Problem to work on => From the listing below, pull each line that includes "entries".

Working data =>
[Start]
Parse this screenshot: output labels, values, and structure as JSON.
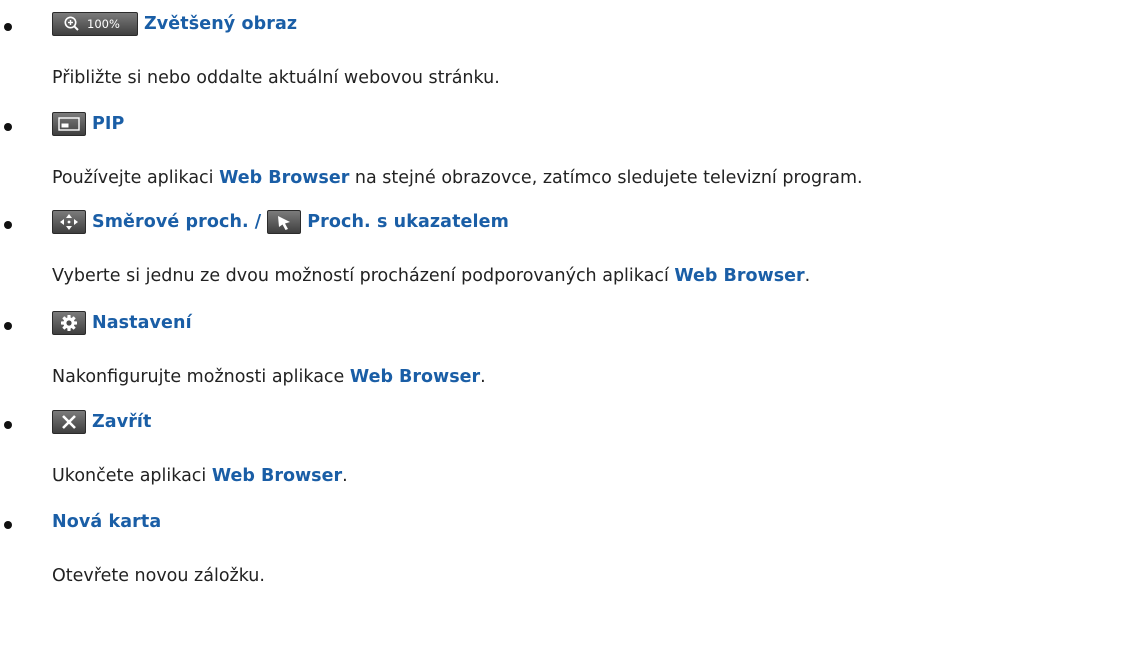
{
  "items": [
    {
      "icon": "zoom-in-icon",
      "icon_text": "100%",
      "label": "Zvětšený obraz",
      "description": "Přibližte si nebo oddalte aktuální webovou stránku."
    },
    {
      "icon": "pip-icon",
      "label": "PIP",
      "description_pre": "Používejte aplikaci ",
      "description_kw": "Web Browser",
      "description_post": " na stejné obrazovce, zatímco sledujete televizní program."
    },
    {
      "icon": "directional-navigation-icon",
      "label": "Směrové proch.",
      "separator": "/",
      "icon2": "pointer-navigation-icon",
      "label2": "Proch. s ukazatelem",
      "description_pre": "Vyberte si jednu ze dvou možností procházení podporovaných aplikací ",
      "description_kw": "Web Browser",
      "description_post": "."
    },
    {
      "icon": "gear-icon",
      "label": "Nastavení",
      "description_pre": "Nakonfigurujte možnosti aplikace ",
      "description_kw": "Web Browser",
      "description_post": "."
    },
    {
      "icon": "close-icon",
      "label": "Zavřít",
      "description_pre": "Ukončete aplikaci ",
      "description_kw": "Web Browser",
      "description_post": "."
    },
    {
      "label": "Nová karta",
      "description": "Otevřete novou záložku."
    }
  ],
  "colors": {
    "accent": "#1a5ea6",
    "text": "#222222",
    "icon_bg": "#5a5a5a"
  }
}
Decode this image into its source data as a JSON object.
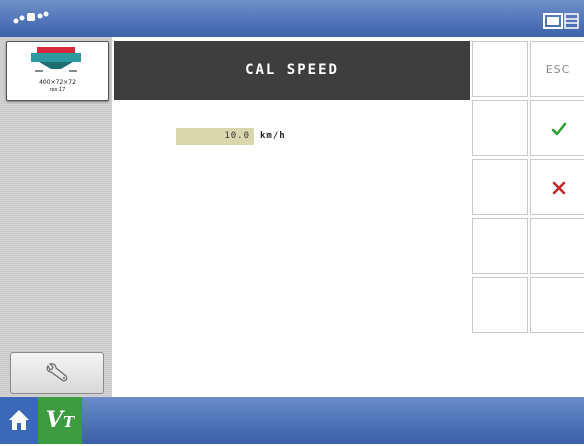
{
  "header": {
    "gps_icon": "satellite-signal-icon",
    "screen_icon": "display-window-icon"
  },
  "sidebar": {
    "device": {
      "line1": "400×72×72",
      "line2": "res:17",
      "icon": "spreader-implement-icon",
      "brand_color": "#d62a3a"
    },
    "tools_icon": "wrench-icon"
  },
  "main": {
    "title": "CAL SPEED",
    "speed_value": "10.0",
    "speed_unit": "km/h"
  },
  "softkeys": {
    "esc_label": "ESC",
    "accept_icon": "checkmark-icon",
    "cancel_icon": "x-icon",
    "accept_color": "#2e9e2e",
    "cancel_color": "#c42a2a"
  },
  "footer": {
    "home_icon": "home-icon",
    "vt_label_main": "V",
    "vt_label_sub": "T"
  }
}
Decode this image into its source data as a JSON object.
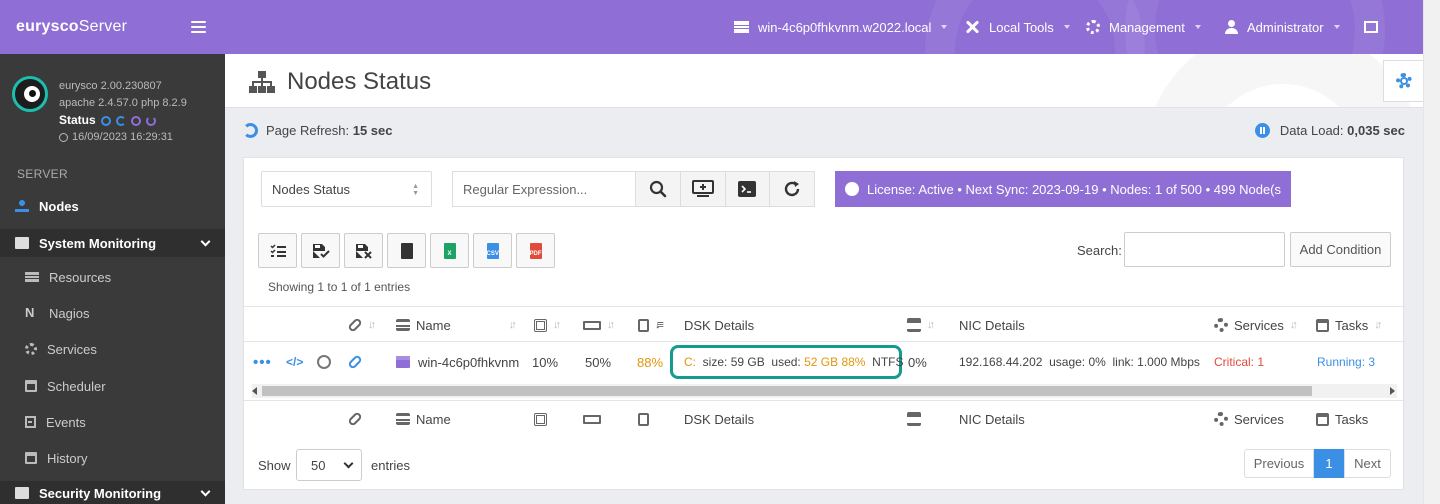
{
  "brand": {
    "prefix": "eurysco",
    "suffix": "Server"
  },
  "profile": {
    "version": "eurysco 2.00.230807",
    "stack": "apache 2.4.57.0  php 8.2.9",
    "status_label": "Status",
    "timestamp": "16/09/2023 16:29:31"
  },
  "sidebar": {
    "section": "SERVER",
    "items": [
      {
        "label": "Nodes",
        "icon": "sitemap-icon"
      },
      {
        "label": "System Monitoring",
        "icon": "monitor-icon"
      },
      {
        "label": "Resources",
        "icon": "server-icon"
      },
      {
        "label": "Nagios",
        "icon": "nagios-icon"
      },
      {
        "label": "Services",
        "icon": "gear-icon"
      },
      {
        "label": "Scheduler",
        "icon": "calendar-icon"
      },
      {
        "label": "Events",
        "icon": "list-icon"
      },
      {
        "label": "History",
        "icon": "calendar-icon"
      },
      {
        "label": "Security Monitoring",
        "icon": "monitor-icon"
      }
    ]
  },
  "topbar": {
    "host": "win-4c6p0fhkvnm.w2022.local",
    "local_tools": "Local Tools",
    "management": "Management",
    "user": "Administrator"
  },
  "page": {
    "title": "Nodes Status"
  },
  "info": {
    "refresh_label": "Page Refresh:",
    "refresh_value": "15 sec",
    "dataload_label": "Data Load:",
    "dataload_value": "0,035 sec"
  },
  "filters": {
    "select_value": "Nodes Status",
    "regex_placeholder": "Regular Expression...",
    "license": "License: Active • Next Sync: 2023-09-19 • Nodes: 1 of 500 • 499 Node(s"
  },
  "table": {
    "search_label": "Search:",
    "add_condition": "Add Condition",
    "showing": "Showing 1 to 1 of 1 entries",
    "headers": {
      "name": "Name",
      "dsk": "DSK Details",
      "nic": "NIC Details",
      "services": "Services",
      "tasks": "Tasks"
    },
    "row": {
      "name": "win-4c6p0fhkvnm",
      "cpu": "10%",
      "ram": "50%",
      "disk_pct": "88%",
      "dsk_drive": "C:",
      "dsk_size_label": "size:",
      "dsk_size": "59 GB",
      "dsk_used_label": "used:",
      "dsk_used": "52 GB 88%",
      "dsk_fs": "NTFS",
      "net_pct": "0%",
      "nic_ip": "192.168.44.202",
      "nic_usage": "usage: 0%",
      "nic_link": "link: 1.000 Mbps",
      "services": "Critical: 1",
      "tasks": "Running: 3"
    }
  },
  "footer": {
    "show_label": "Show",
    "page_size": "50",
    "entries_label": "entries",
    "previous": "Previous",
    "current_page": "1",
    "next": "Next"
  },
  "colors": {
    "accent": "#8f6fd6",
    "primary": "#3b8fe4",
    "highlight": "#159a8f",
    "warning": "#e0960c",
    "danger": "#e04b3b"
  }
}
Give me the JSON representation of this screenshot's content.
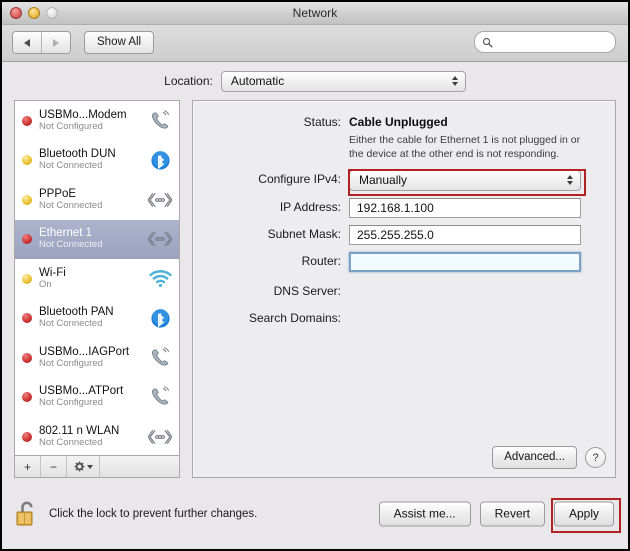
{
  "window": {
    "title": "Network",
    "traffic_lights": [
      "close",
      "minimize",
      "zoom"
    ]
  },
  "toolbar": {
    "back_icon": "back-arrow-icon",
    "forward_icon": "forward-arrow-icon",
    "show_all_label": "Show All",
    "search_icon": "search-icon",
    "search_value": "",
    "search_placeholder": ""
  },
  "location": {
    "label": "Location:",
    "selected": "Automatic"
  },
  "sidebar": {
    "items": [
      {
        "name": "USBMo...Modem",
        "state": "Not Configured",
        "dot": "red",
        "icon": "modem-phone-icon",
        "selected": false
      },
      {
        "name": "Bluetooth DUN",
        "state": "Not Connected",
        "dot": "yellow",
        "icon": "bluetooth-icon",
        "selected": false
      },
      {
        "name": "PPPoE",
        "state": "Not Connected",
        "dot": "yellow",
        "icon": "ethernet-icon",
        "selected": false
      },
      {
        "name": "Ethernet 1",
        "state": "Not Connected",
        "dot": "red",
        "icon": "ethernet-icon",
        "selected": true
      },
      {
        "name": "Wi-Fi",
        "state": "On",
        "dot": "yellow",
        "icon": "wifi-icon",
        "selected": false
      },
      {
        "name": "Bluetooth PAN",
        "state": "Not Connected",
        "dot": "red",
        "icon": "bluetooth-icon",
        "selected": false
      },
      {
        "name": "USBMo...IAGPort",
        "state": "Not Configured",
        "dot": "red",
        "icon": "modem-phone-icon",
        "selected": false
      },
      {
        "name": "USBMo...ATPort",
        "state": "Not Configured",
        "dot": "red",
        "icon": "modem-phone-icon",
        "selected": false
      },
      {
        "name": "802.11 n WLAN",
        "state": "Not Connected",
        "dot": "red",
        "icon": "ethernet-icon",
        "selected": false
      }
    ],
    "toolbar": {
      "add_label": "+",
      "remove_label": "−",
      "gear_icon": "gear-icon"
    }
  },
  "main": {
    "status_label": "Status:",
    "status_value": "Cable Unplugged",
    "status_description": "Either the cable for Ethernet 1 is not plugged in or the device at the other end is not responding.",
    "configure_ipv4_label": "Configure IPv4:",
    "configure_ipv4_value": "Manually",
    "ip_address_label": "IP Address:",
    "ip_address_value": "192.168.1.100",
    "subnet_mask_label": "Subnet Mask:",
    "subnet_mask_value": "255.255.255.0",
    "router_label": "Router:",
    "router_value": "",
    "dns_server_label": "DNS Server:",
    "dns_server_value": "",
    "search_domains_label": "Search Domains:",
    "search_domains_value": "",
    "advanced_label": "Advanced...",
    "help_label": "?"
  },
  "footer": {
    "lock_icon": "unlocked-padlock-icon",
    "lock_text": "Click the lock to prevent further changes.",
    "assist_label": "Assist me...",
    "revert_label": "Revert",
    "apply_label": "Apply"
  },
  "annotations": {
    "highlight_color": "#b22222",
    "highlighted": [
      "configure-ipv4-popup",
      "apply-button"
    ]
  }
}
[End]
Result =>
    "showing": "Showing 1 to 1 of 1 entries",
    "entries_label": "entries",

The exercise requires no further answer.